[Stored data entries]
━━━━━━━━━━━━━━━━

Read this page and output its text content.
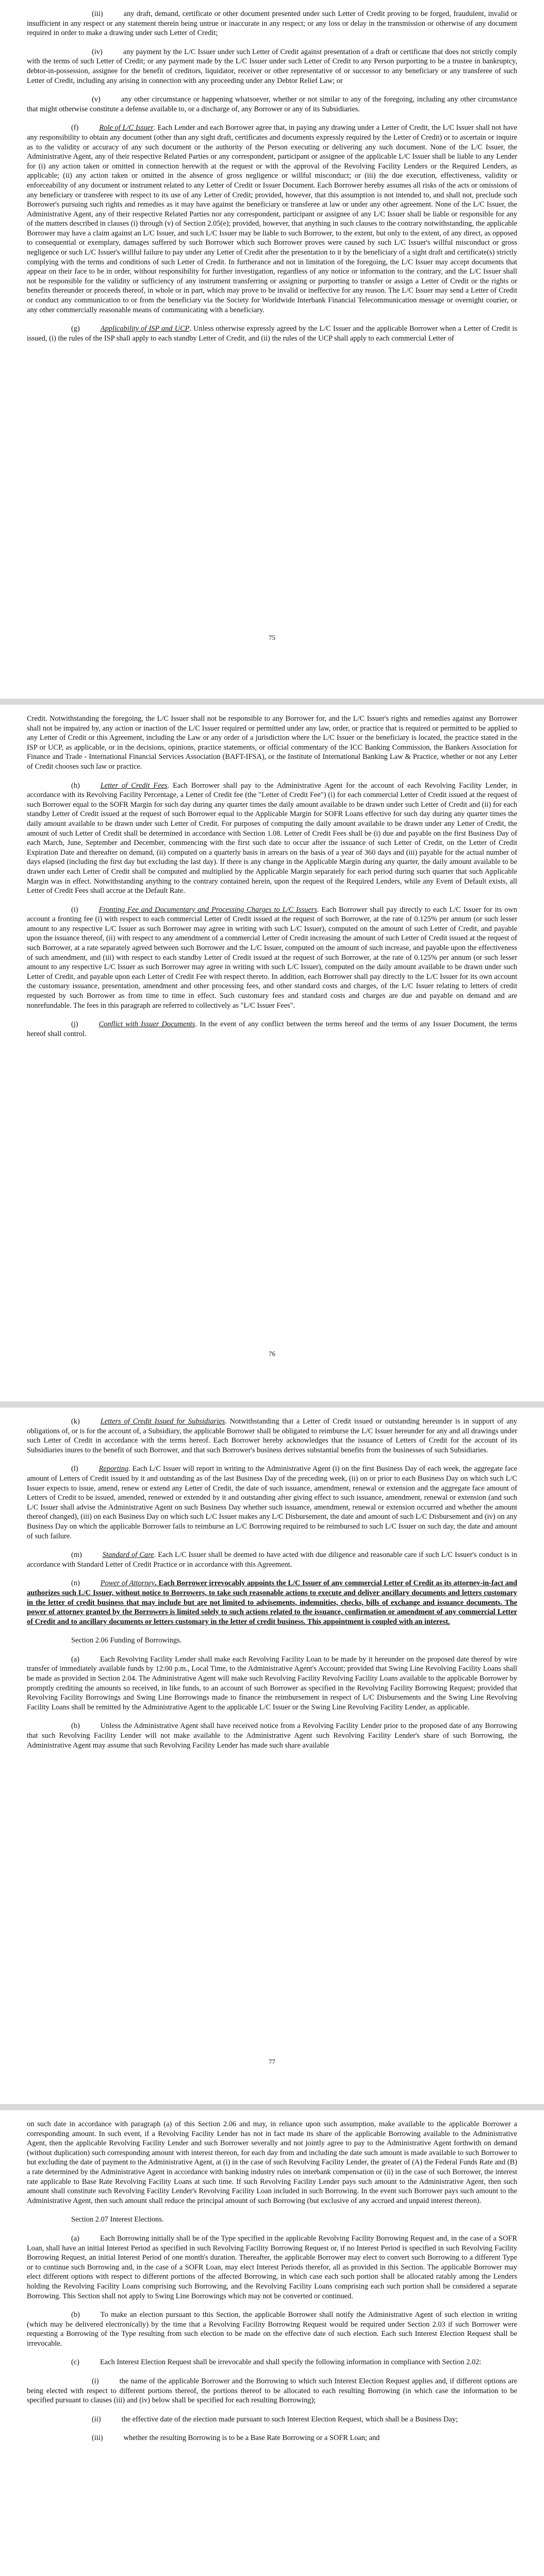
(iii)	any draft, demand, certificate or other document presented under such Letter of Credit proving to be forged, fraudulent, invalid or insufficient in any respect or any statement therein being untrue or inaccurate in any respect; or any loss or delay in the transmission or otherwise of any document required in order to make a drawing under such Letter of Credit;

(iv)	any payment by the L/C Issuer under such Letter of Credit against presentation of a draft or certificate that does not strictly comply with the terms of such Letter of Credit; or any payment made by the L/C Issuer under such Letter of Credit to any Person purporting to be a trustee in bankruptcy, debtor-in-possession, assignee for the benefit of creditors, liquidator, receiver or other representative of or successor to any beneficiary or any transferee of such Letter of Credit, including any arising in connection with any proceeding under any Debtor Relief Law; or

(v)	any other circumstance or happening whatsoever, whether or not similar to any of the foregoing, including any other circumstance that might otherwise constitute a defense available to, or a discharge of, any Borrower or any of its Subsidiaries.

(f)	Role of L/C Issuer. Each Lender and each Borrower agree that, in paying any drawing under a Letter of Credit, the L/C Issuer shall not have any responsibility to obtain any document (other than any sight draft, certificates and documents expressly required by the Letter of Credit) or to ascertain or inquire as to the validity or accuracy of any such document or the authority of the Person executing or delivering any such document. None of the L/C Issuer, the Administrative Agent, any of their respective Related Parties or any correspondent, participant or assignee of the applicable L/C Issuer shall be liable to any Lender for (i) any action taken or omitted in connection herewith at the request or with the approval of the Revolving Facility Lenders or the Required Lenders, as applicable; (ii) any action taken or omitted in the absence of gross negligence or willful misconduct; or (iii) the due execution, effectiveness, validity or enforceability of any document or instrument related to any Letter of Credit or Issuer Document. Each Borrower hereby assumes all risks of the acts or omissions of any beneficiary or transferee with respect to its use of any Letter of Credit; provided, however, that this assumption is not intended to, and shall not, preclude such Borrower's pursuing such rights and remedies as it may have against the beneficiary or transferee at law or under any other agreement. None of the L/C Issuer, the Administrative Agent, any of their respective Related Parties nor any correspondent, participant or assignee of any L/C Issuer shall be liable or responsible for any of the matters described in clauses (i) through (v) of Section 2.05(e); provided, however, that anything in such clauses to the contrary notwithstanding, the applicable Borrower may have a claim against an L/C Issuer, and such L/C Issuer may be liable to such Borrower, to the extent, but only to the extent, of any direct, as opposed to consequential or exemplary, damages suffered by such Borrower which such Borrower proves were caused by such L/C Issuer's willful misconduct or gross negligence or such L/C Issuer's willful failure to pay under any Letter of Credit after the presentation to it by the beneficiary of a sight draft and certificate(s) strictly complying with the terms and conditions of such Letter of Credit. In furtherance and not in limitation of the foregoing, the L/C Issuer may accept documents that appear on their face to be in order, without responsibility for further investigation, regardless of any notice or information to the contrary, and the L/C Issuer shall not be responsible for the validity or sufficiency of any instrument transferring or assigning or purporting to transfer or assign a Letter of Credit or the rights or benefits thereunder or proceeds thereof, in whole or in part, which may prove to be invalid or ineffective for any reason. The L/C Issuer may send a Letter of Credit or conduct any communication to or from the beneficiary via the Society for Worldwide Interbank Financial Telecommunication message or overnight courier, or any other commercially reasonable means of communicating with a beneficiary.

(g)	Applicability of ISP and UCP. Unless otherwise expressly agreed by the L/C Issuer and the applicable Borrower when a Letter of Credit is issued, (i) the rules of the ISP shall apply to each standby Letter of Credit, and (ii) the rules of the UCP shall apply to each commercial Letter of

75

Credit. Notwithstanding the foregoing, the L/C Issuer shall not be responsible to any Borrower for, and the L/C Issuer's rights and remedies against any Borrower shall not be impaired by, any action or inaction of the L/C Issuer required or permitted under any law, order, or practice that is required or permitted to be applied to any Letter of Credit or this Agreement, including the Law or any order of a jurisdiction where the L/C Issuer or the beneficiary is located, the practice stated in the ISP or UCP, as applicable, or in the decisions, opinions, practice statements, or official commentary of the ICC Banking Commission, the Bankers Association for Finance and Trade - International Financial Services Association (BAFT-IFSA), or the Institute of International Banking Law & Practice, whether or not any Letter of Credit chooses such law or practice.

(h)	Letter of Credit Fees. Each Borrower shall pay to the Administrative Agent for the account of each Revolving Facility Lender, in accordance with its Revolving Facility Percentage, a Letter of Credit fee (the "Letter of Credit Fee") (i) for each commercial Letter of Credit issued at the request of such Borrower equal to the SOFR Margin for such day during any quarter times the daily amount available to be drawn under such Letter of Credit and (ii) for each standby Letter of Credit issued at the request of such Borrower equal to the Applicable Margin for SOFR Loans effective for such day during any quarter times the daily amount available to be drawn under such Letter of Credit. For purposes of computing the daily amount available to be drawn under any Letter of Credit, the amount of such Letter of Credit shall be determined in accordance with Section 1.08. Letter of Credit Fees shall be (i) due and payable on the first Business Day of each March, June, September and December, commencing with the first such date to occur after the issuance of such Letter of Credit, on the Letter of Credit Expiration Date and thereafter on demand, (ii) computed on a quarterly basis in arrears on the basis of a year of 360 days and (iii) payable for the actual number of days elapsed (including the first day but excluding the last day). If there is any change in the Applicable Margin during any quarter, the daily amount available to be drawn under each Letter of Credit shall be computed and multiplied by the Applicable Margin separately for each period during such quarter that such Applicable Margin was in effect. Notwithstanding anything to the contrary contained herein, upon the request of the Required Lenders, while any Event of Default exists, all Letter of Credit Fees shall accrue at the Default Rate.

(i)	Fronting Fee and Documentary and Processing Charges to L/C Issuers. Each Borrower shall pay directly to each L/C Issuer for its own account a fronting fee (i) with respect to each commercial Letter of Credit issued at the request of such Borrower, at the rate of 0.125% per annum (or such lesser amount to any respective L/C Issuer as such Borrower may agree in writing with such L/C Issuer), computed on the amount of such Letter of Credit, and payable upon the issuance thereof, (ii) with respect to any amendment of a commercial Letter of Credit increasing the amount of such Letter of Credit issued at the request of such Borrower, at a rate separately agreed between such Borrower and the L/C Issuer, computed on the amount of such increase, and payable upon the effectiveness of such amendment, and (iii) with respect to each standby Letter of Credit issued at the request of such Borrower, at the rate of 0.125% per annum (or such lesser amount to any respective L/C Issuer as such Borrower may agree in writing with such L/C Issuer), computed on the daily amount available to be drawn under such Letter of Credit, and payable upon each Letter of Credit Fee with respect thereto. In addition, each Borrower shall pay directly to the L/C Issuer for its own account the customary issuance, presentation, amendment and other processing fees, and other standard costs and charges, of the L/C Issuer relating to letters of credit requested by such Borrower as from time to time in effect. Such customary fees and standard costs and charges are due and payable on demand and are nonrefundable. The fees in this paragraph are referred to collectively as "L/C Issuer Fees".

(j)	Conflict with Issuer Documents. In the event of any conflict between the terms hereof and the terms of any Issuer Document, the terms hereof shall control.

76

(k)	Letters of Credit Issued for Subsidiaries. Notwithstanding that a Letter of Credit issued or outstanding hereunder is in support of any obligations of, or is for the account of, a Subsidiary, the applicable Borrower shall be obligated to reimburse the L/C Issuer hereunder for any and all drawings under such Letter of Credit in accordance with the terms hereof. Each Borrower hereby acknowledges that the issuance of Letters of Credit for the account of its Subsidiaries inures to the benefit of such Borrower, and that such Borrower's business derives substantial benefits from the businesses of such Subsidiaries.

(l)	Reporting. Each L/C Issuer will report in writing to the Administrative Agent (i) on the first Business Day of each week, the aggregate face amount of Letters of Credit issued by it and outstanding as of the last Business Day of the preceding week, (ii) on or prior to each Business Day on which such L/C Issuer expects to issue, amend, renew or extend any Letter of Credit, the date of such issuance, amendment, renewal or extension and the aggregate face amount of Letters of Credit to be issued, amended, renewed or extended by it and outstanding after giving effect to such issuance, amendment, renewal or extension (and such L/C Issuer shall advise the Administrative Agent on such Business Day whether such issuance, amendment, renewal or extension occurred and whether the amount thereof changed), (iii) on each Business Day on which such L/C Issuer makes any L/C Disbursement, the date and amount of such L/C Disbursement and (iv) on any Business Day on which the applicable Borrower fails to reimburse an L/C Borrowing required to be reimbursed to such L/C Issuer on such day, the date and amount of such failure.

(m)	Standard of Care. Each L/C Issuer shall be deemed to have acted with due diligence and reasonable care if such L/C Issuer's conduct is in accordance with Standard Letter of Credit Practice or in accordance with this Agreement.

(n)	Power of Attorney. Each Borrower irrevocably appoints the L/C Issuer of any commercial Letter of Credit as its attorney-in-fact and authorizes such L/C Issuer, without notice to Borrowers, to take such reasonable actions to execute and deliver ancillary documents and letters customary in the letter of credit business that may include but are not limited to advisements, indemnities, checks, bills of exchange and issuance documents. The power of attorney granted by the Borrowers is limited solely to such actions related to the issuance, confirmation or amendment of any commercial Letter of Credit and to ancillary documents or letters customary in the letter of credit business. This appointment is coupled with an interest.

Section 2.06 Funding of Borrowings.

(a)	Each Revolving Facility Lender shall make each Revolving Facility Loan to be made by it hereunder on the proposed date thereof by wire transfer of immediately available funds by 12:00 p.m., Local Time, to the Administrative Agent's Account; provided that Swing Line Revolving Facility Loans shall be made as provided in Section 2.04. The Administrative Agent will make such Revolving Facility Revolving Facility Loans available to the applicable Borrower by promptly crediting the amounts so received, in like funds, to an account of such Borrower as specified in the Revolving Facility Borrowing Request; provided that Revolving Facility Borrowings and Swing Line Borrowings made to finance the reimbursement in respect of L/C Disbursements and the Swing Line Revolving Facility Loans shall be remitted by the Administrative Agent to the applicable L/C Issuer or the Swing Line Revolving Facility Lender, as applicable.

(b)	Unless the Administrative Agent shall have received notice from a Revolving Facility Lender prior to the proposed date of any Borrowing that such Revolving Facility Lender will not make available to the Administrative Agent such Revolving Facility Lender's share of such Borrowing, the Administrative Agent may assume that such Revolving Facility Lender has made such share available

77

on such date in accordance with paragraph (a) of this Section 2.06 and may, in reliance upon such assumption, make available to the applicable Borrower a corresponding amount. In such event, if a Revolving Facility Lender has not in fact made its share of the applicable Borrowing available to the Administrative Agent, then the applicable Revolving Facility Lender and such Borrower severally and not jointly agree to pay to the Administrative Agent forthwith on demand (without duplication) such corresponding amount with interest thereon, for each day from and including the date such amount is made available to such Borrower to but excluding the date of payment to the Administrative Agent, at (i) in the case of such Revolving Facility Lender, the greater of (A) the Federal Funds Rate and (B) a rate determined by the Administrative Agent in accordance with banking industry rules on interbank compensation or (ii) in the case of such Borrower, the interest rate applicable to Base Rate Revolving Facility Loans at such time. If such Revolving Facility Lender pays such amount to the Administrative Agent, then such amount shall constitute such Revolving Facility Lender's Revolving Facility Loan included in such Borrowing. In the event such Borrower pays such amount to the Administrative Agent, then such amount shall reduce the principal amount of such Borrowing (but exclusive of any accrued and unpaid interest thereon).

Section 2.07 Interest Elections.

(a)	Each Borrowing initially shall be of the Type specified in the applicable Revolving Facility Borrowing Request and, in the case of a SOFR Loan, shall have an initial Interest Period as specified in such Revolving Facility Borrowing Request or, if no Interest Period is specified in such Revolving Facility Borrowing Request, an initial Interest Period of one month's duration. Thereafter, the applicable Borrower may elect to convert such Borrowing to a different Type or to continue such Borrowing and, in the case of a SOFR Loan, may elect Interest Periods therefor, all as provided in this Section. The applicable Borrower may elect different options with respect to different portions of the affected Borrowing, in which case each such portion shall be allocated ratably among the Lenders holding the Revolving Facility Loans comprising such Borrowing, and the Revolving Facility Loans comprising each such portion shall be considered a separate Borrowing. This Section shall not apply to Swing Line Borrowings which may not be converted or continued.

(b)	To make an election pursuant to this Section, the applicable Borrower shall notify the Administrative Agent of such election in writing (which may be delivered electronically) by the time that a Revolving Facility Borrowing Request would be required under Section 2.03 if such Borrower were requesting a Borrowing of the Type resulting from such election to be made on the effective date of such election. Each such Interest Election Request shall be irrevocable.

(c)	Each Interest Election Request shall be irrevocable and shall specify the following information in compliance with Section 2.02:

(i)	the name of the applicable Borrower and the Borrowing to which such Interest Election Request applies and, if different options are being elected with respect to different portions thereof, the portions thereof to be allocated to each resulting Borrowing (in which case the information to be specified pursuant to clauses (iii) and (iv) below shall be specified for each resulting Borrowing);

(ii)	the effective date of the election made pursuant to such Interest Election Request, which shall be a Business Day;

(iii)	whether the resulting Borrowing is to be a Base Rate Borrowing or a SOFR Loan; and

━━━━━━━━━━━━━━━━

• [Requirement] Using the listing above, return all lines where the word "Subsidiaries" occurs.

• [Answer to the exercise]
(v)	any other circumstance or happening whatsoever, whether or not similar to any of the foregoing, including any other circumstance that might otherwise constitute a defense available to, or a discharge of, any Borrower or any of its Subsidiaries.
(k)	Letters of Credit Issued for Subsidiaries. Notwithstanding that a Letter of Credit issued or outstanding hereunder is in support of any obligations of, or is for the account of, a Subsidiary, the applicable Borrower shall be obligated to reimburse the L/C Issuer hereunder for any and all drawings under such Letter of Credit in accordance with the terms hereof. Each Borrower hereby acknowledges that the issuance of Letters of Credit for the account of its Subsidiaries inures to the benefit of such Borrower, and that such Borrower's business derives substantial benefits from the businesses of such Subsidiaries.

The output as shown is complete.